§ Stored data

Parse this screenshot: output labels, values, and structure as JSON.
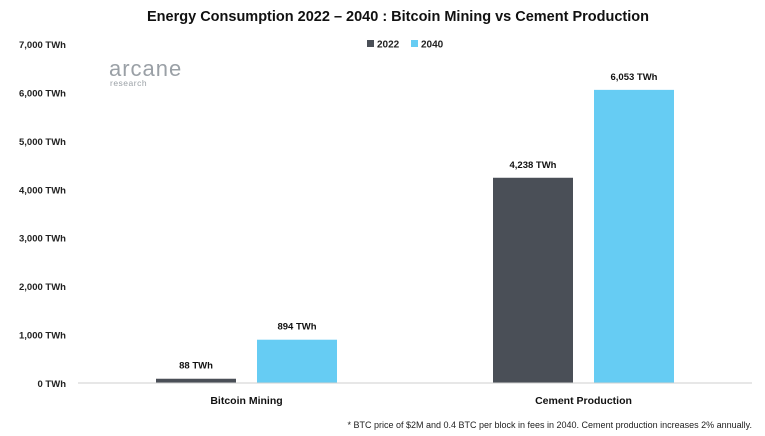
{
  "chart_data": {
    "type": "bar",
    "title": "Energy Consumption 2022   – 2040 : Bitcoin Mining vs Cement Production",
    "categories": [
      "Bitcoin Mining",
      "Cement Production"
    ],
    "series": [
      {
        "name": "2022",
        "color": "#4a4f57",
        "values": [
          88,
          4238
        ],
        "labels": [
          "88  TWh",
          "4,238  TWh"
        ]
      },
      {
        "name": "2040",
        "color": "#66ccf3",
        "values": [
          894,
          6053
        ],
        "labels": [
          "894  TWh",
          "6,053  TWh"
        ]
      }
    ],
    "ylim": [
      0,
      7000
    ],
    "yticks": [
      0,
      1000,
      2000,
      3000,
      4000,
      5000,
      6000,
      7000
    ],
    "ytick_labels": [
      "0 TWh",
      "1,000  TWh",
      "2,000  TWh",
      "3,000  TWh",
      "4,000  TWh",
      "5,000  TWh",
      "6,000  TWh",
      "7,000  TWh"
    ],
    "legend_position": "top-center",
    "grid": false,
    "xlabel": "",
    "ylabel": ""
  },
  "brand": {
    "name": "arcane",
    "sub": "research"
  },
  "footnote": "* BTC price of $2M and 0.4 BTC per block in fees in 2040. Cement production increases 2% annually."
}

§ The task
Exclude every picture and copy the remaining data exactly.

§ Exercise response
Parse this screenshot: output labels, values, and structure as JSON.
{
  "chart_data": {
    "type": "bar",
    "title": "Energy Consumption 2022   – 2040 : Bitcoin Mining vs Cement Production",
    "categories": [
      "Bitcoin Mining",
      "Cement Production"
    ],
    "series": [
      {
        "name": "2022",
        "color": "#4a4f57",
        "values": [
          88,
          4238
        ],
        "labels": [
          "88  TWh",
          "4,238  TWh"
        ]
      },
      {
        "name": "2040",
        "color": "#66ccf3",
        "values": [
          894,
          6053
        ],
        "labels": [
          "894  TWh",
          "6,053  TWh"
        ]
      }
    ],
    "ylim": [
      0,
      7000
    ],
    "yticks": [
      0,
      1000,
      2000,
      3000,
      4000,
      5000,
      6000,
      7000
    ],
    "ytick_labels": [
      "0 TWh",
      "1,000  TWh",
      "2,000  TWh",
      "3,000  TWh",
      "4,000  TWh",
      "5,000  TWh",
      "6,000  TWh",
      "7,000  TWh"
    ],
    "legend_position": "top-center",
    "grid": false,
    "xlabel": "",
    "ylabel": ""
  },
  "brand": {
    "name": "arcane",
    "sub": "research"
  },
  "footnote": "* BTC price of $2M and 0.4 BTC per block in fees in 2040. Cement production increases 2% annually."
}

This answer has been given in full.